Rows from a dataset
## Start
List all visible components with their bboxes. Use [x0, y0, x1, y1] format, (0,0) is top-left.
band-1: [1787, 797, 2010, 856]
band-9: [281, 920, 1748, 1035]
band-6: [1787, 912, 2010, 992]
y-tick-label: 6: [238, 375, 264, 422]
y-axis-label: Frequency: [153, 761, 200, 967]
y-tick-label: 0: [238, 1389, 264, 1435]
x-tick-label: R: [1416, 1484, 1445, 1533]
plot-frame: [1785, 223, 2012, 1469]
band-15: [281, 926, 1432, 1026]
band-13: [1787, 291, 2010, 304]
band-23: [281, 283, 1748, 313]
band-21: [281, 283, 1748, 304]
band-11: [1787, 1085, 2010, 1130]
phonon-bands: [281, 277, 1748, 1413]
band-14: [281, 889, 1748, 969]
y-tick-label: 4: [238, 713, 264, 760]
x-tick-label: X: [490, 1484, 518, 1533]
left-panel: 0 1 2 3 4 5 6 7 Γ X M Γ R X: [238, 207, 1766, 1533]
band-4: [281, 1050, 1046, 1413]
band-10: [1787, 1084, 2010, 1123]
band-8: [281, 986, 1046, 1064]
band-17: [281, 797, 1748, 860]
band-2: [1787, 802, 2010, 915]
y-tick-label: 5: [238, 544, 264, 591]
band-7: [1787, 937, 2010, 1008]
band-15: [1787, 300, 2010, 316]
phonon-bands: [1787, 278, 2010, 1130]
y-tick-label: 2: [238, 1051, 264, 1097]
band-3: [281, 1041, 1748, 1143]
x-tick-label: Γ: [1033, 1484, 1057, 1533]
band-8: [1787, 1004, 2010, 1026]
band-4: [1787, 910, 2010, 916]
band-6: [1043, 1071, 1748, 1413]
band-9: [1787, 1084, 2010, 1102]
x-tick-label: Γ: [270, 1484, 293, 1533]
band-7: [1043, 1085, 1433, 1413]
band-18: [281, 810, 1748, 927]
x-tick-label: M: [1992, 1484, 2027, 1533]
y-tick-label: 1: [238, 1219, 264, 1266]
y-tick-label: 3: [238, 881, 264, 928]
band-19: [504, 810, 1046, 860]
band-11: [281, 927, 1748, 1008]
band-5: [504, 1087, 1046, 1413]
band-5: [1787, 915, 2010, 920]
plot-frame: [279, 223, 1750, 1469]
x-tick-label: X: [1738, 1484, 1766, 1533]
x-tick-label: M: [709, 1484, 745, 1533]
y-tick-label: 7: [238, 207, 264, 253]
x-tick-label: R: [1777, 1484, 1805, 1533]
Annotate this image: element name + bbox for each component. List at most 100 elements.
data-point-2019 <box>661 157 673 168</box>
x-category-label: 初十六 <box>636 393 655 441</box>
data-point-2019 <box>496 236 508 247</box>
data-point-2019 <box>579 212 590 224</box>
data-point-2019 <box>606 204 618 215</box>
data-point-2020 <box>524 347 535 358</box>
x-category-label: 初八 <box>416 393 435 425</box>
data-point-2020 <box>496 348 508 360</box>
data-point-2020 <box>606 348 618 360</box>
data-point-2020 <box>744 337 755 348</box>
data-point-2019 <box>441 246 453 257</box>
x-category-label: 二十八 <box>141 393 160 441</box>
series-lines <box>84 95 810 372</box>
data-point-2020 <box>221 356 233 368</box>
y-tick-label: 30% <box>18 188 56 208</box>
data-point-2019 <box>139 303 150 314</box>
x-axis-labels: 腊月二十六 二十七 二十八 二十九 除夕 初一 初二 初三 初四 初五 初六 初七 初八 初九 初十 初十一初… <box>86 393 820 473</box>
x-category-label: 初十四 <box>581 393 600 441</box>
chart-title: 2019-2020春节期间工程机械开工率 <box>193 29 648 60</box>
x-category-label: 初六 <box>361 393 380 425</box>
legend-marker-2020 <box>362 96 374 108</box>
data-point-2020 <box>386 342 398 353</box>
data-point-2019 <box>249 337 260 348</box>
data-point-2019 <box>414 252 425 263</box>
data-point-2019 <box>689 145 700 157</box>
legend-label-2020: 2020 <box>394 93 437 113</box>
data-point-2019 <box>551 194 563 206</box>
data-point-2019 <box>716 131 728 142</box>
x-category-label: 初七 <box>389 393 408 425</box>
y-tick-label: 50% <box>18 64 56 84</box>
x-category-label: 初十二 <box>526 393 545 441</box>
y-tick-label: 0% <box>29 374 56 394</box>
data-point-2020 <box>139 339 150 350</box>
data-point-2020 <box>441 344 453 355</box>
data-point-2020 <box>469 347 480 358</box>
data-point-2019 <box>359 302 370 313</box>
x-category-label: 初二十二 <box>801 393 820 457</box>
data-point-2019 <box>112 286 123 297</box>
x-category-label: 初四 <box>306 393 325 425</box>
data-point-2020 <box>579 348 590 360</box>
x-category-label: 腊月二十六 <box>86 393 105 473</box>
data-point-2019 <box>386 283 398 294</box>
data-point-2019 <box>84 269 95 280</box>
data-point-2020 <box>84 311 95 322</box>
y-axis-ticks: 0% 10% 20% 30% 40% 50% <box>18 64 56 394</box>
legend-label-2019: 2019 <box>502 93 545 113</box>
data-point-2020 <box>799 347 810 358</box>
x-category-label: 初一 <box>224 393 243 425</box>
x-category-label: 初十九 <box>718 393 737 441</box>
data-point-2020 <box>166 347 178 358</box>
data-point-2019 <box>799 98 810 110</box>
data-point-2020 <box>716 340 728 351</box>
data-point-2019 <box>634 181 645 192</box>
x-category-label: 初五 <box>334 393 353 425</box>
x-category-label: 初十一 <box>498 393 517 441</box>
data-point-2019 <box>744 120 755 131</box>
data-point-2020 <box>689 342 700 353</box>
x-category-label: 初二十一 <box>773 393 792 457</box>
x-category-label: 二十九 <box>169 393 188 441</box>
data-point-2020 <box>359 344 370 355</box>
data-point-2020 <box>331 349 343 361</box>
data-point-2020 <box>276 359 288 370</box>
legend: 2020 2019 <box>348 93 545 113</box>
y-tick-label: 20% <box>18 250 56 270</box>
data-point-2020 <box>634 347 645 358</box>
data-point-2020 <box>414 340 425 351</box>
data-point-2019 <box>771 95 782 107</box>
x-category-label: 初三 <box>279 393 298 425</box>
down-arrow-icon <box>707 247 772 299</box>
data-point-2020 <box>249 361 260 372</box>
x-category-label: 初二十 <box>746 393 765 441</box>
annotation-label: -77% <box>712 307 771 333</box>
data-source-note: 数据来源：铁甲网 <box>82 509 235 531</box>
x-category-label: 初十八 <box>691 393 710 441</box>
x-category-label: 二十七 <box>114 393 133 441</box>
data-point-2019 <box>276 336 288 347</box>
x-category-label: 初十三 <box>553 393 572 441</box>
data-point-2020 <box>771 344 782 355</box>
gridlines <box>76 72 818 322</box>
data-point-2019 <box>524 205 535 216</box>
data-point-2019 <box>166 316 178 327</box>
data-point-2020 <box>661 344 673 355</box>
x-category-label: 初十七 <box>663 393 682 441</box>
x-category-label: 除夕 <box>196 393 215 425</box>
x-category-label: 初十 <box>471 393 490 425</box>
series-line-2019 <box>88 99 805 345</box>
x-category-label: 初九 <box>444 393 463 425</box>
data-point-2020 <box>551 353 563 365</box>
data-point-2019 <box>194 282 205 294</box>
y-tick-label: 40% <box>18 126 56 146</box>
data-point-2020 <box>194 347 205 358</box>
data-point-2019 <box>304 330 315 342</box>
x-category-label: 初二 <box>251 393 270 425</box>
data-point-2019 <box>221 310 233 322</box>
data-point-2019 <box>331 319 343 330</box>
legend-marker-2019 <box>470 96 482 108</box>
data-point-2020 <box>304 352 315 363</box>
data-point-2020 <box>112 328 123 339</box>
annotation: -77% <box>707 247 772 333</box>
## End
Reproduce all of the items above line for line, with no changes.

TASK SOLUTION:
List all visible components with their bboxes. Use [x0, y0, x1, y1] format, (0,0) is top-left.
band-1: [1787, 797, 2010, 856]
band-9: [281, 920, 1748, 1035]
band-6: [1787, 912, 2010, 992]
y-tick-label: 6: [238, 375, 264, 422]
y-axis-label: Frequency: [153, 761, 200, 967]
y-tick-label: 0: [238, 1389, 264, 1435]
x-tick-label: R: [1416, 1484, 1445, 1533]
plot-frame: [1785, 223, 2012, 1469]
band-15: [281, 926, 1432, 1026]
band-13: [1787, 291, 2010, 304]
band-23: [281, 283, 1748, 313]
band-21: [281, 283, 1748, 304]
band-11: [1787, 1085, 2010, 1130]
phonon-bands: [281, 277, 1748, 1413]
band-14: [281, 889, 1748, 969]
y-tick-label: 4: [238, 713, 264, 760]
x-tick-label: X: [490, 1484, 518, 1533]
left-panel: 0 1 2 3 4 5 6 7 Γ X M Γ R X: [238, 207, 1766, 1533]
band-4: [281, 1050, 1046, 1413]
band-10: [1787, 1084, 2010, 1123]
band-8: [281, 986, 1046, 1064]
band-17: [281, 797, 1748, 860]
band-2: [1787, 802, 2010, 915]
y-tick-label: 5: [238, 544, 264, 591]
band-7: [1787, 937, 2010, 1008]
band-15: [1787, 300, 2010, 316]
phonon-bands: [1787, 278, 2010, 1130]
y-tick-label: 2: [238, 1051, 264, 1097]
band-3: [281, 1041, 1748, 1143]
x-tick-label: Γ: [1033, 1484, 1057, 1533]
band-8: [1787, 1004, 2010, 1026]
band-4: [1787, 910, 2010, 916]
band-6: [1043, 1071, 1748, 1413]
band-9: [1787, 1084, 2010, 1102]
x-tick-label: Γ: [270, 1484, 293, 1533]
band-7: [1043, 1085, 1433, 1413]
band-18: [281, 810, 1748, 927]
x-tick-label: M: [1992, 1484, 2027, 1533]
y-tick-label: 1: [238, 1219, 264, 1266]
y-tick-label: 3: [238, 881, 264, 928]
band-19: [504, 810, 1046, 860]
band-11: [281, 927, 1748, 1008]
band-5: [504, 1087, 1046, 1413]
band-5: [1787, 915, 2010, 920]
plot-frame: [279, 223, 1750, 1469]
x-tick-label: X: [1738, 1484, 1766, 1533]
x-tick-label: M: [709, 1484, 745, 1533]
y-tick-label: 7: [238, 207, 264, 253]
x-tick-label: R: [1777, 1484, 1805, 1533]
Annotate this image: element name + bbox for each component. List at most 100 elements.
data-point-2019 <box>661 157 673 168</box>
x-category-label: 初十六 <box>636 393 655 441</box>
data-point-2019 <box>496 236 508 247</box>
data-point-2019 <box>579 212 590 224</box>
data-point-2019 <box>606 204 618 215</box>
data-point-2020 <box>524 347 535 358</box>
x-category-label: 初八 <box>416 393 435 425</box>
data-point-2020 <box>496 348 508 360</box>
data-point-2020 <box>606 348 618 360</box>
data-point-2020 <box>744 337 755 348</box>
data-point-2019 <box>441 246 453 257</box>
x-category-label: 二十八 <box>141 393 160 441</box>
series-lines <box>84 95 810 372</box>
data-point-2020 <box>221 356 233 368</box>
y-tick-label: 30% <box>18 188 56 208</box>
data-point-2019 <box>139 303 150 314</box>
x-axis-labels: 腊月二十六 二十七 二十八 二十九 除夕 初一 初二 初三 初四 初五 初六 初七 初八 初九 初十 初十一初… <box>86 393 820 473</box>
x-category-label: 初十四 <box>581 393 600 441</box>
chart-title: 2019-2020春节期间工程机械开工率 <box>193 29 648 60</box>
x-category-label: 初六 <box>361 393 380 425</box>
legend-marker-2020 <box>362 96 374 108</box>
data-point-2020 <box>386 342 398 353</box>
data-point-2019 <box>249 337 260 348</box>
data-point-2019 <box>414 252 425 263</box>
data-point-2019 <box>689 145 700 157</box>
legend-label-2020: 2020 <box>394 93 437 113</box>
data-point-2019 <box>551 194 563 206</box>
data-point-2019 <box>716 131 728 142</box>
x-category-label: 初七 <box>389 393 408 425</box>
y-tick-label: 50% <box>18 64 56 84</box>
x-category-label: 初十二 <box>526 393 545 441</box>
y-tick-label: 0% <box>29 374 56 394</box>
data-point-2020 <box>139 339 150 350</box>
data-point-2020 <box>441 344 453 355</box>
data-point-2020 <box>469 347 480 358</box>
data-point-2019 <box>359 302 370 313</box>
x-category-label: 初二十二 <box>801 393 820 457</box>
data-point-2019 <box>112 286 123 297</box>
x-category-label: 初四 <box>306 393 325 425</box>
data-point-2020 <box>579 348 590 360</box>
x-category-label: 腊月二十六 <box>86 393 105 473</box>
data-point-2019 <box>386 283 398 294</box>
data-point-2019 <box>84 269 95 280</box>
data-point-2020 <box>84 311 95 322</box>
y-axis-ticks: 0% 10% 20% 30% 40% 50% <box>18 64 56 394</box>
legend-label-2019: 2019 <box>502 93 545 113</box>
data-point-2020 <box>799 347 810 358</box>
x-category-label: 初一 <box>224 393 243 425</box>
x-category-label: 初十九 <box>718 393 737 441</box>
data-point-2020 <box>166 347 178 358</box>
data-point-2019 <box>799 98 810 110</box>
data-point-2020 <box>716 340 728 351</box>
data-point-2019 <box>634 181 645 192</box>
x-category-label: 初五 <box>334 393 353 425</box>
x-category-label: 初十一 <box>498 393 517 441</box>
data-point-2019 <box>744 120 755 131</box>
data-point-2020 <box>689 342 700 353</box>
x-category-label: 初二十一 <box>773 393 792 457</box>
x-category-label: 二十九 <box>169 393 188 441</box>
data-point-2020 <box>359 344 370 355</box>
data-point-2020 <box>331 349 343 361</box>
data-point-2020 <box>276 359 288 370</box>
legend: 2020 2019 <box>348 93 545 113</box>
y-tick-label: 20% <box>18 250 56 270</box>
data-point-2020 <box>634 347 645 358</box>
data-point-2020 <box>414 340 425 351</box>
data-point-2019 <box>771 95 782 107</box>
x-category-label: 初三 <box>279 393 298 425</box>
down-arrow-icon <box>707 247 772 299</box>
data-point-2020 <box>249 361 260 372</box>
x-category-label: 初二十 <box>746 393 765 441</box>
annotation-label: -77% <box>712 307 771 333</box>
data-source-note: 数据来源：铁甲网 <box>82 509 235 531</box>
x-category-label: 初十八 <box>691 393 710 441</box>
x-category-label: 二十七 <box>114 393 133 441</box>
data-point-2019 <box>276 336 288 347</box>
x-category-label: 初十三 <box>553 393 572 441</box>
data-point-2020 <box>771 344 782 355</box>
gridlines <box>76 72 818 322</box>
data-point-2019 <box>524 205 535 216</box>
data-point-2019 <box>166 316 178 327</box>
data-point-2020 <box>661 344 673 355</box>
x-category-label: 初十七 <box>663 393 682 441</box>
x-category-label: 除夕 <box>196 393 215 425</box>
x-category-label: 初十 <box>471 393 490 425</box>
series-line-2019 <box>88 99 805 345</box>
x-category-label: 初九 <box>444 393 463 425</box>
data-point-2020 <box>551 353 563 365</box>
data-point-2019 <box>194 282 205 294</box>
y-tick-label: 40% <box>18 126 56 146</box>
data-point-2020 <box>194 347 205 358</box>
data-point-2019 <box>304 330 315 342</box>
x-category-label: 初二 <box>251 393 270 425</box>
data-point-2019 <box>221 310 233 322</box>
data-point-2019 <box>331 319 343 330</box>
legend-marker-2019 <box>470 96 482 108</box>
data-point-2020 <box>304 352 315 363</box>
data-point-2020 <box>112 328 123 339</box>
annotation: -77% <box>707 247 772 333</box>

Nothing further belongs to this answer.